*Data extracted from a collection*
..............................
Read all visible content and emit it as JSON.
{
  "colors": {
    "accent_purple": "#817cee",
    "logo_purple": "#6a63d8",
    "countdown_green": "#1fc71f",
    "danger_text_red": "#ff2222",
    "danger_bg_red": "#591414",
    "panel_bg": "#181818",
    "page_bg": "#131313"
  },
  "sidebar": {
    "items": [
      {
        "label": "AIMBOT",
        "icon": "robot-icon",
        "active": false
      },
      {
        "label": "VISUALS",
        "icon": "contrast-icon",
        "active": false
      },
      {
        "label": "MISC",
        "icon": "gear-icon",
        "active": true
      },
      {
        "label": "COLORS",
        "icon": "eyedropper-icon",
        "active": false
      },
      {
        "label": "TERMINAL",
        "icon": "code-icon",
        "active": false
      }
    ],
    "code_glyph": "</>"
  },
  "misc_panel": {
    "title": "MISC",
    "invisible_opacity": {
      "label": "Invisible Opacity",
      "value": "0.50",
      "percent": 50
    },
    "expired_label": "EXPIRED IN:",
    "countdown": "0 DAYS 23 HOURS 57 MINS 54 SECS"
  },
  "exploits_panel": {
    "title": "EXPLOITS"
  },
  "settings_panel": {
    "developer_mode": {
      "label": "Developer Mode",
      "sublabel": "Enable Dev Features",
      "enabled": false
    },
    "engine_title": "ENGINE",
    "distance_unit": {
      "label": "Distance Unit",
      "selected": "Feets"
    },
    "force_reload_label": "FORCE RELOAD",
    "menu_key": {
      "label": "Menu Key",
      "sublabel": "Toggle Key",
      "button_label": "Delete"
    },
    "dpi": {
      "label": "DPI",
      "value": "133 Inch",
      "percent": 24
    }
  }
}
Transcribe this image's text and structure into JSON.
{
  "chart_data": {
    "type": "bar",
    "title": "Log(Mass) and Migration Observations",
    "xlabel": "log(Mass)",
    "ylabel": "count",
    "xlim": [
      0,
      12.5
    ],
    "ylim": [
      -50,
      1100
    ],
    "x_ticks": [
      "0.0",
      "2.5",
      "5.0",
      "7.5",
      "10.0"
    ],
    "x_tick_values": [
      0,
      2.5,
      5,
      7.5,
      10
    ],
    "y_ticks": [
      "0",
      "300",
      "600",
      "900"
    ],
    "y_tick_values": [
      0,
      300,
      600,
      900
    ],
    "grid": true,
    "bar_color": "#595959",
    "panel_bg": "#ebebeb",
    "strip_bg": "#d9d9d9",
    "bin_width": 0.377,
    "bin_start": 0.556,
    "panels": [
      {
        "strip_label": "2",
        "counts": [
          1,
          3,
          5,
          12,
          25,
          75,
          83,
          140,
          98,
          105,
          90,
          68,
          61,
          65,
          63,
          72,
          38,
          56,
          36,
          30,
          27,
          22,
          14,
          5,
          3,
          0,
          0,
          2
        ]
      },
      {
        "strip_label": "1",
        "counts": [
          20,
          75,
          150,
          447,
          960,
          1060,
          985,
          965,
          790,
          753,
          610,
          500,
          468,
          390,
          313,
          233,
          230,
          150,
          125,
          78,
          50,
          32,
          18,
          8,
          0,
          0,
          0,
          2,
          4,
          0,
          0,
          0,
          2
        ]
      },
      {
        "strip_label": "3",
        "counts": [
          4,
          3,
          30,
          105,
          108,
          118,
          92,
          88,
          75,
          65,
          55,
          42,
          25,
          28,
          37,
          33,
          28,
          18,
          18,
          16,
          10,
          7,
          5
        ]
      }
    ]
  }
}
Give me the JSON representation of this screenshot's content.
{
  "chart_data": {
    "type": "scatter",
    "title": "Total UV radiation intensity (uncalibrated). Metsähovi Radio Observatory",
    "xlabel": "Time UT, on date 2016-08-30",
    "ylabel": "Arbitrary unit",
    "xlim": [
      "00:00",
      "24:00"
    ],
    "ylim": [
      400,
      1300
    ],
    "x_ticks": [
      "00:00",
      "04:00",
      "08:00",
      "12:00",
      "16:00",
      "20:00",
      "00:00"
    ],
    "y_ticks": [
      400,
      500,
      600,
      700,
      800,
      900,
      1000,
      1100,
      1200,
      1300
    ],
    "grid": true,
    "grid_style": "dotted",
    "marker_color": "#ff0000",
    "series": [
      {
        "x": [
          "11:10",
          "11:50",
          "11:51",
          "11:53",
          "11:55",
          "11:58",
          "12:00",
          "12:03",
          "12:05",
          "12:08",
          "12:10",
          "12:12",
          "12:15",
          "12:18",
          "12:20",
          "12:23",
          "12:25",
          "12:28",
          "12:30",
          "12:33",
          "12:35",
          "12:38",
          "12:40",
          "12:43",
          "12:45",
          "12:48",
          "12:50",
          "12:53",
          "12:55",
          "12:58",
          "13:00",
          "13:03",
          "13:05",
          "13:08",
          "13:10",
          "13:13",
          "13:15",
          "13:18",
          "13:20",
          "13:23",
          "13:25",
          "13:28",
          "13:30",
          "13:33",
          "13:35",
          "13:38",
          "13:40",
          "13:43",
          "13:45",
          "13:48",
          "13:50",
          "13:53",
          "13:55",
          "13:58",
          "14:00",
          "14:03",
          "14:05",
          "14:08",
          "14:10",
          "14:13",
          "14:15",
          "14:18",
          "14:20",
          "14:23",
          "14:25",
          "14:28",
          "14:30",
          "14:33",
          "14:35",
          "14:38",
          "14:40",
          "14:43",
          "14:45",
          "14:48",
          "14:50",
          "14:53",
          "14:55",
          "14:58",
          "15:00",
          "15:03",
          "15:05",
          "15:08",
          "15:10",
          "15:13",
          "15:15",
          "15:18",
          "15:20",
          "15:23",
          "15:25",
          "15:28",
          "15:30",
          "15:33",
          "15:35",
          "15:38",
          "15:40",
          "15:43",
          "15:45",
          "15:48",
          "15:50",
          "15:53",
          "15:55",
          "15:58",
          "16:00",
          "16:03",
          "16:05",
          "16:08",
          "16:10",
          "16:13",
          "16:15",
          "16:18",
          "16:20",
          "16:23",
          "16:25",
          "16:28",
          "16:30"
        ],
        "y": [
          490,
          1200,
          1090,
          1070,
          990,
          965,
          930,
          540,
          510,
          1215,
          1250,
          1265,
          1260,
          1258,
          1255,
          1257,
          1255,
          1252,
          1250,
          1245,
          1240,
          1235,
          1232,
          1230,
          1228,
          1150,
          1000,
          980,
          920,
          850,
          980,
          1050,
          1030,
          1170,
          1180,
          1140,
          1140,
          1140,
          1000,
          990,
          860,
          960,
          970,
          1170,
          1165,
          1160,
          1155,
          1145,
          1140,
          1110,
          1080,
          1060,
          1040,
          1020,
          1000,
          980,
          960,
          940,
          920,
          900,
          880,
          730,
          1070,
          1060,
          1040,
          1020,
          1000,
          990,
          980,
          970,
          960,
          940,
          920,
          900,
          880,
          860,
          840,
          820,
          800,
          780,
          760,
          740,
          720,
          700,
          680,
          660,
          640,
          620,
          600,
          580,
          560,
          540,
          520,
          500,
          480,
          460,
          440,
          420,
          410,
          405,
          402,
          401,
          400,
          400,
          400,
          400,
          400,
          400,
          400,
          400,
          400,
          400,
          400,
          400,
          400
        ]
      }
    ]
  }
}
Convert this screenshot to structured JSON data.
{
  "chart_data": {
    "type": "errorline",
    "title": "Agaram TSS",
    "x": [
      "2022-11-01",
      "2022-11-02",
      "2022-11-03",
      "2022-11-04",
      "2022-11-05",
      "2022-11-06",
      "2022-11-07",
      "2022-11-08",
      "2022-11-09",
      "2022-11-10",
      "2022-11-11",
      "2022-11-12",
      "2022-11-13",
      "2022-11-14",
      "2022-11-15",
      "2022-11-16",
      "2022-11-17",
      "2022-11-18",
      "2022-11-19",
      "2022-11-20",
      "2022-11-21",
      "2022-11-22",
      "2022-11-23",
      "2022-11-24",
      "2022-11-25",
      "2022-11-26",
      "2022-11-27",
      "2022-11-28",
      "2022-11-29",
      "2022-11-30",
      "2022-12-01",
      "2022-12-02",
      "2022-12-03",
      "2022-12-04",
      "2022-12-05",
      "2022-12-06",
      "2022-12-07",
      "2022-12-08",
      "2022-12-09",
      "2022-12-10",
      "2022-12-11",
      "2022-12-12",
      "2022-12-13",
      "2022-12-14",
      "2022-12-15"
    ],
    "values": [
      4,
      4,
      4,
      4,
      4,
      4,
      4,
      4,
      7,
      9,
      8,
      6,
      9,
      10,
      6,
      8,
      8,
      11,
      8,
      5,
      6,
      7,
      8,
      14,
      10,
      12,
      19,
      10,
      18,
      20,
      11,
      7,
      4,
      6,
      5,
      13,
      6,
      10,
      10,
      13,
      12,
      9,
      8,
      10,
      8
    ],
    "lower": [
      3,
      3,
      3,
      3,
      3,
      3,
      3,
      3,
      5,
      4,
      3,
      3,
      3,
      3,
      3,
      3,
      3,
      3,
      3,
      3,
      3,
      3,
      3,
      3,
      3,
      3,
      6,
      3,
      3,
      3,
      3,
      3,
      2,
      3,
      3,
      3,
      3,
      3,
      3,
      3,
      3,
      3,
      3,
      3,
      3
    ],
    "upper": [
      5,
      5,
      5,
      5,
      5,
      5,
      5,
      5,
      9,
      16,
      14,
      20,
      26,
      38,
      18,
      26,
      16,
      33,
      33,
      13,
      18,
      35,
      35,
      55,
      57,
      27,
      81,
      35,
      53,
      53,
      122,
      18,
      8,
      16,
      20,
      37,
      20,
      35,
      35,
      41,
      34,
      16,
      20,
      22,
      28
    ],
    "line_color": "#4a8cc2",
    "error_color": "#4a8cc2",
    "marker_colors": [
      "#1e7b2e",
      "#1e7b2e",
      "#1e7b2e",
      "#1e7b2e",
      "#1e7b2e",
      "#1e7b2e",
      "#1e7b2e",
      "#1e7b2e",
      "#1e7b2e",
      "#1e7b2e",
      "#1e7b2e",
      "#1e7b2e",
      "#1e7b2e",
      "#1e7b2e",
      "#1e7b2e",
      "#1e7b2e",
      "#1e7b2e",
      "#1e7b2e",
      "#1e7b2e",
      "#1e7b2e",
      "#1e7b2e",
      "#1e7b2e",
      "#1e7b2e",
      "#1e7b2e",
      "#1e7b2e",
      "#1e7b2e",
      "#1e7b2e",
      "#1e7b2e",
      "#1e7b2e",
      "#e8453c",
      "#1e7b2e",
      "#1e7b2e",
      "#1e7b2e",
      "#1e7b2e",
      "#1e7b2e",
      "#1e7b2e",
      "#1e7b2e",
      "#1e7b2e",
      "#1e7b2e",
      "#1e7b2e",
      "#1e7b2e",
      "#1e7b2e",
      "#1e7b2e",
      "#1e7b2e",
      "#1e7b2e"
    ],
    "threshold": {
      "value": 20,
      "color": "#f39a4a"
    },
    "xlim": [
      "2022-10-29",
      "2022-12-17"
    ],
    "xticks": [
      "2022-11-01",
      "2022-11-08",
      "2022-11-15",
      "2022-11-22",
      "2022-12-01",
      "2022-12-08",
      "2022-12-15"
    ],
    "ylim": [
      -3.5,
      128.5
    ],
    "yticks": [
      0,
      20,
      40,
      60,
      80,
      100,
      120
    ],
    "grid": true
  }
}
..............................
*Work instructions*
Say the number of lines in the listing that hold "content", with no added words.

*Result*
2